## Exercise details
Every record must be transcribed in its entirety, apart from the images, which are to be omitted.

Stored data
——————
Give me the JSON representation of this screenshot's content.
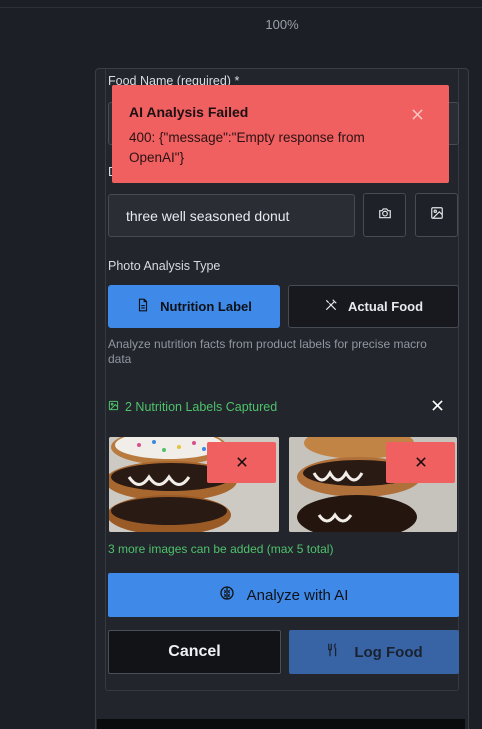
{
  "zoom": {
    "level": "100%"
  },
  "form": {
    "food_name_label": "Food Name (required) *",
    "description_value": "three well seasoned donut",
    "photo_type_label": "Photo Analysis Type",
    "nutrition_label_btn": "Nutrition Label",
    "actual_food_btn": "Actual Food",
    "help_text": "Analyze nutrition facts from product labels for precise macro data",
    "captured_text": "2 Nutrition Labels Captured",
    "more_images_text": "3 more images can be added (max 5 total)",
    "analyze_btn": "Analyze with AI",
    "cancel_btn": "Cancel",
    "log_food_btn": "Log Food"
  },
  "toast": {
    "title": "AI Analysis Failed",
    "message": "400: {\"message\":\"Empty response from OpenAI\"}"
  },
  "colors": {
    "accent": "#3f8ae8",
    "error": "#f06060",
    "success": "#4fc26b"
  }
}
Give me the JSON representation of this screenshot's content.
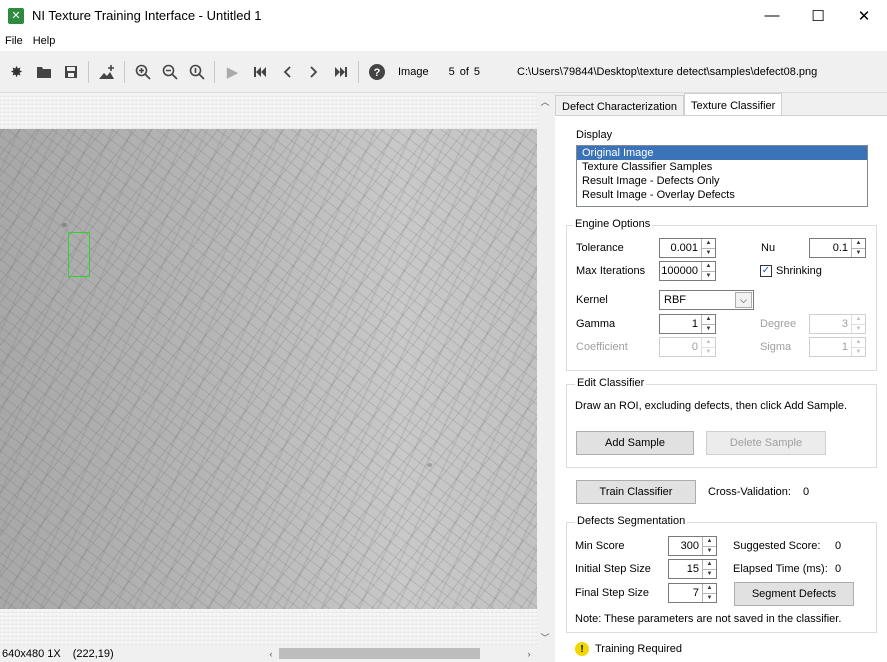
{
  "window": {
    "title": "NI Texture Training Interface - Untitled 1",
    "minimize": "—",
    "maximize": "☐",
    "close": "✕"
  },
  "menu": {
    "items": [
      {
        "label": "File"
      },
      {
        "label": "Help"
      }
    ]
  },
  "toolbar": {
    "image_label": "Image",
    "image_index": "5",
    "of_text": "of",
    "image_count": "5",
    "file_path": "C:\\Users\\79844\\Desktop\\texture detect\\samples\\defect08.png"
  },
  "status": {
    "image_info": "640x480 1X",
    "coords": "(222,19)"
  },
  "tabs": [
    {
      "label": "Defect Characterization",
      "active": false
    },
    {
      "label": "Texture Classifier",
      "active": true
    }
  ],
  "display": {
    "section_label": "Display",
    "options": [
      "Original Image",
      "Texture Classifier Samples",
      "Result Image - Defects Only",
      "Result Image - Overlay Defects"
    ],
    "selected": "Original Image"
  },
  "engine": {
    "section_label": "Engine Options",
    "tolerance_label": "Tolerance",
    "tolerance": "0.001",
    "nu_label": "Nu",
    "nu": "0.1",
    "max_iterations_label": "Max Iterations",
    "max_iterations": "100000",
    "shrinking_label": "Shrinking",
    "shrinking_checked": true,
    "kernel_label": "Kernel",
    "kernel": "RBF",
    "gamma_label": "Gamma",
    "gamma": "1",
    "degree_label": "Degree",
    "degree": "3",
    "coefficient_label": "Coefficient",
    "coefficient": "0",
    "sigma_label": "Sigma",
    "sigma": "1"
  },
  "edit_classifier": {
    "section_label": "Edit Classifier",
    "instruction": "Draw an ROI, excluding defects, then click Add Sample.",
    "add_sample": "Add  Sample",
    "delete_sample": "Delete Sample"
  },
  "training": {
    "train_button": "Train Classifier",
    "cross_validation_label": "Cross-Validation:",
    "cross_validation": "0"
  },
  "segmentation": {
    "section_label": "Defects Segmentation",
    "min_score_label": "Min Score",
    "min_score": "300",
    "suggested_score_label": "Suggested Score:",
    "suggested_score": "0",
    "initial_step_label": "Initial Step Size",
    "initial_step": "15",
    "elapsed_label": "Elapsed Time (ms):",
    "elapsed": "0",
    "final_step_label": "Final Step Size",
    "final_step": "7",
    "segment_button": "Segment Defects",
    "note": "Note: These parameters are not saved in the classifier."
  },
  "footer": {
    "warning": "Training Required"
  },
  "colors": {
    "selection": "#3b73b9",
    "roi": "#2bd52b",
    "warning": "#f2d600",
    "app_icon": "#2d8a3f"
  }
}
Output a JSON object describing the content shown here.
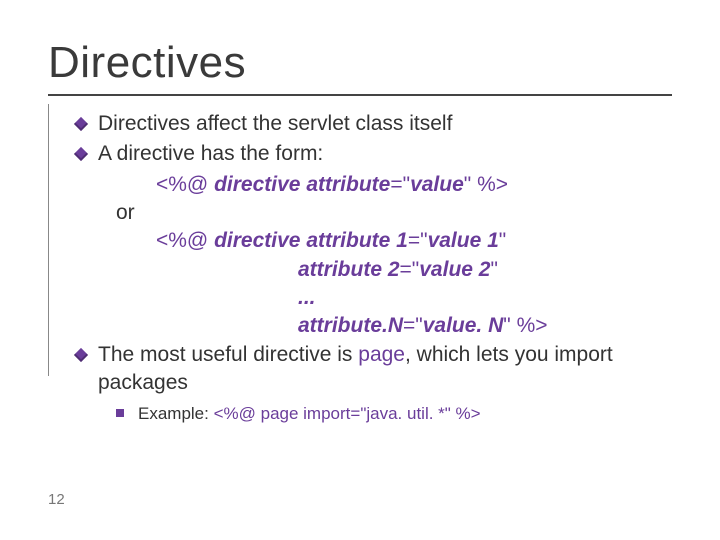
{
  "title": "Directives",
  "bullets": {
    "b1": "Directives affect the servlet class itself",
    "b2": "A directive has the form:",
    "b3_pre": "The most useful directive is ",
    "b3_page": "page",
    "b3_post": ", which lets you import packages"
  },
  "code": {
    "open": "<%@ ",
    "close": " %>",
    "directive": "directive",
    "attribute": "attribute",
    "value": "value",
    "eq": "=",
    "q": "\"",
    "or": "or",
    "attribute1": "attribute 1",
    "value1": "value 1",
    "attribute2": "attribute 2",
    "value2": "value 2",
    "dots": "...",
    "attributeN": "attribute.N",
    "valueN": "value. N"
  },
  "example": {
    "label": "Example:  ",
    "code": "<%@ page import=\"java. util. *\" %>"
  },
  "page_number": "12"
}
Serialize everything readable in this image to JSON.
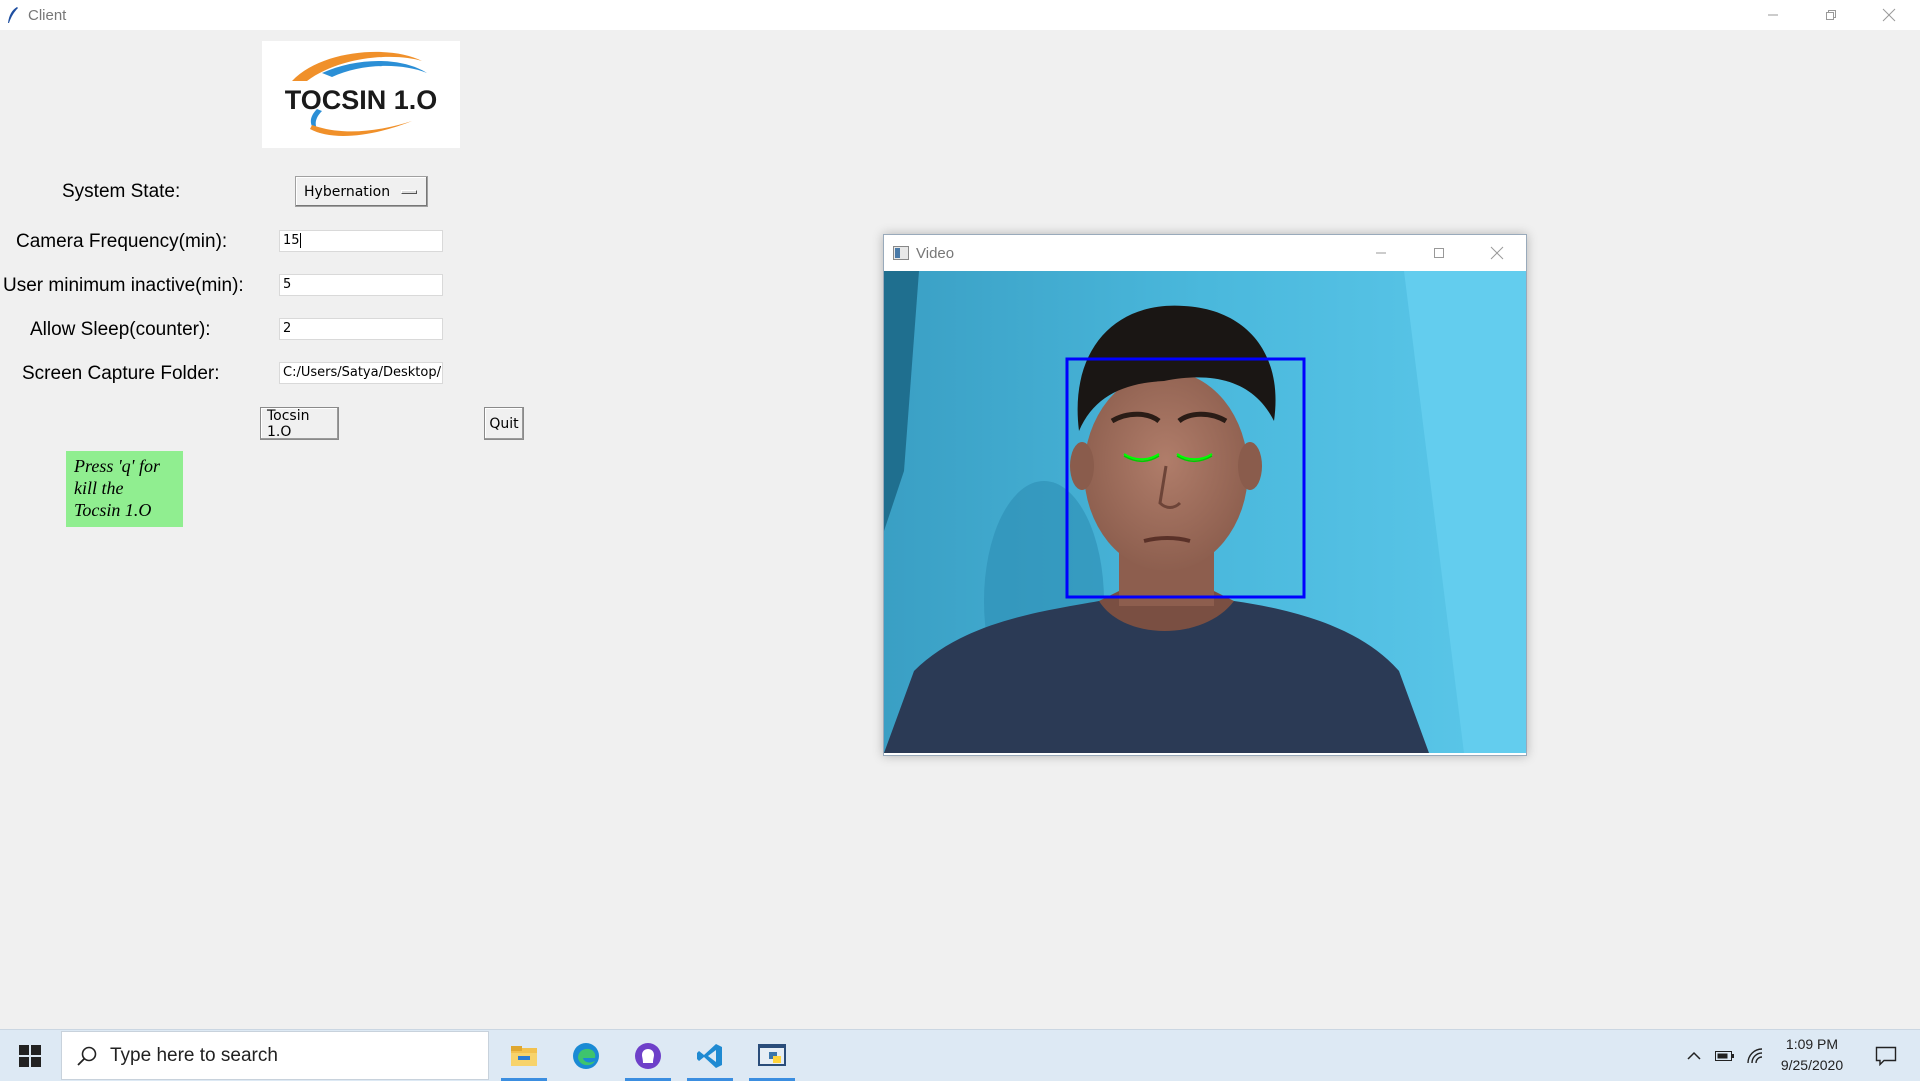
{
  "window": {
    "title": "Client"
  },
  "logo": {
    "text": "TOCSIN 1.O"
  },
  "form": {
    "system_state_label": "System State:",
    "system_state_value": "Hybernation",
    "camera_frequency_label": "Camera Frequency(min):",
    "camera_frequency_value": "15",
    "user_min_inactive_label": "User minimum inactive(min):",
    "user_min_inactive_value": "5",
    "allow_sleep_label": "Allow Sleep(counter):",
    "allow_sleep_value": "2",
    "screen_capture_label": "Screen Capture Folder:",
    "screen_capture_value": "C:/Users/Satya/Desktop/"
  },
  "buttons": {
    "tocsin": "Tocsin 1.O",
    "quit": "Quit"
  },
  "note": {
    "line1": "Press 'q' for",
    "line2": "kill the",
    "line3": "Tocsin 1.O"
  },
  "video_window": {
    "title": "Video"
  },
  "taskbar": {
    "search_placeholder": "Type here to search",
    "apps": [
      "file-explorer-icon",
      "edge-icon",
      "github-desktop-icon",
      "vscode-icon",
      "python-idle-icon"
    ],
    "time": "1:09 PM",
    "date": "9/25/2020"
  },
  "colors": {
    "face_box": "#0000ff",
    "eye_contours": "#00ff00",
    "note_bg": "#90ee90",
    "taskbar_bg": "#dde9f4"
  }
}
——————
## Task solution
Give me the JSON representation of this screenshot's content.
{
  "zoom": {
    "level": "100%"
  },
  "form": {
    "food_name_label": "Food Name (required) *",
    "description_value": "three well seasoned donut",
    "photo_type_label": "Photo Analysis Type",
    "nutrition_label_btn": "Nutrition Label",
    "actual_food_btn": "Actual Food",
    "help_text": "Analyze nutrition facts from product labels for precise macro data",
    "captured_text": "2 Nutrition Labels Captured",
    "more_images_text": "3 more images can be added (max 5 total)",
    "analyze_btn": "Analyze with AI",
    "cancel_btn": "Cancel",
    "log_food_btn": "Log Food"
  },
  "toast": {
    "title": "AI Analysis Failed",
    "message": "400: {\"message\":\"Empty response from OpenAI\"}"
  },
  "colors": {
    "accent": "#3f8ae8",
    "error": "#f06060",
    "success": "#4fc26b"
  }
}
Give me the JSON representation of this screenshot's content.
{
  "window": {
    "title": "NI Texture Training Interface - Untitled 1",
    "minimize": "—",
    "maximize": "☐",
    "close": "✕"
  },
  "menu": {
    "items": [
      {
        "label": "File"
      },
      {
        "label": "Help"
      }
    ]
  },
  "toolbar": {
    "image_label": "Image",
    "image_index": "5",
    "of_text": "of",
    "image_count": "5",
    "file_path": "C:\\Users\\79844\\Desktop\\texture detect\\samples\\defect08.png"
  },
  "status": {
    "image_info": "640x480 1X",
    "coords": "(222,19)"
  },
  "tabs": [
    {
      "label": "Defect Characterization",
      "active": false
    },
    {
      "label": "Texture Classifier",
      "active": true
    }
  ],
  "display": {
    "section_label": "Display",
    "options": [
      "Original Image",
      "Texture Classifier Samples",
      "Result Image - Defects Only",
      "Result Image - Overlay Defects"
    ],
    "selected": "Original Image"
  },
  "engine": {
    "section_label": "Engine Options",
    "tolerance_label": "Tolerance",
    "tolerance": "0.001",
    "nu_label": "Nu",
    "nu": "0.1",
    "max_iterations_label": "Max Iterations",
    "max_iterations": "100000",
    "shrinking_label": "Shrinking",
    "shrinking_checked": true,
    "kernel_label": "Kernel",
    "kernel": "RBF",
    "gamma_label": "Gamma",
    "gamma": "1",
    "degree_label": "Degree",
    "degree": "3",
    "coefficient_label": "Coefficient",
    "coefficient": "0",
    "sigma_label": "Sigma",
    "sigma": "1"
  },
  "edit_classifier": {
    "section_label": "Edit Classifier",
    "instruction": "Draw an ROI, excluding defects, then click Add Sample.",
    "add_sample": "Add  Sample",
    "delete_sample": "Delete Sample"
  },
  "training": {
    "train_button": "Train Classifier",
    "cross_validation_label": "Cross-Validation:",
    "cross_validation": "0"
  },
  "segmentation": {
    "section_label": "Defects Segmentation",
    "min_score_label": "Min Score",
    "min_score": "300",
    "suggested_score_label": "Suggested Score:",
    "suggested_score": "0",
    "initial_step_label": "Initial Step Size",
    "initial_step": "15",
    "elapsed_label": "Elapsed Time (ms):",
    "elapsed": "0",
    "final_step_label": "Final Step Size",
    "final_step": "7",
    "segment_button": "Segment Defects",
    "note": "Note: These parameters are not saved in the classifier."
  },
  "footer": {
    "warning": "Training Required"
  },
  "colors": {
    "selection": "#3b73b9",
    "roi": "#2bd52b",
    "warning": "#f2d600",
    "app_icon": "#2d8a3f"
  }
}
Output a JSON object describing the content shown here.
{
  "title": "Directives",
  "bullets": {
    "b1": "Directives affect the servlet class itself",
    "b2": "A directive has the form:",
    "b3_pre": "The most useful directive is ",
    "b3_page": "page",
    "b3_post": ", which lets you import packages"
  },
  "code": {
    "open": "<%@ ",
    "close": " %>",
    "directive": "directive",
    "attribute": "attribute",
    "value": "value",
    "eq": "=",
    "q": "\"",
    "or": "or",
    "attribute1": "attribute 1",
    "value1": "value 1",
    "attribute2": "attribute 2",
    "value2": "value 2",
    "dots": "...",
    "attributeN": "attribute.N",
    "valueN": "value. N"
  },
  "example": {
    "label": "Example:  ",
    "code": "<%@ page import=\"java. util. *\" %>"
  },
  "page_number": "12"
}
Serialize everything readable in this image to JSON.
{
  "window": {
    "title": "Client"
  },
  "logo": {
    "text": "TOCSIN 1.O"
  },
  "form": {
    "system_state_label": "System State:",
    "system_state_value": "Hybernation",
    "camera_frequency_label": "Camera Frequency(min):",
    "camera_frequency_value": "15",
    "user_min_inactive_label": "User minimum inactive(min):",
    "user_min_inactive_value": "5",
    "allow_sleep_label": "Allow Sleep(counter):",
    "allow_sleep_value": "2",
    "screen_capture_label": "Screen Capture Folder:",
    "screen_capture_value": "C:/Users/Satya/Desktop/"
  },
  "buttons": {
    "tocsin": "Tocsin 1.O",
    "quit": "Quit"
  },
  "note": {
    "line1": "Press 'q' for",
    "line2": "kill the",
    "line3": "Tocsin 1.O"
  },
  "video_window": {
    "title": "Video"
  },
  "taskbar": {
    "search_placeholder": "Type here to search",
    "apps": [
      "file-explorer-icon",
      "edge-icon",
      "github-desktop-icon",
      "vscode-icon",
      "python-idle-icon"
    ],
    "time": "1:09 PM",
    "date": "9/25/2020"
  },
  "colors": {
    "face_box": "#0000ff",
    "eye_contours": "#00ff00",
    "note_bg": "#90ee90",
    "taskbar_bg": "#dde9f4"
  }
}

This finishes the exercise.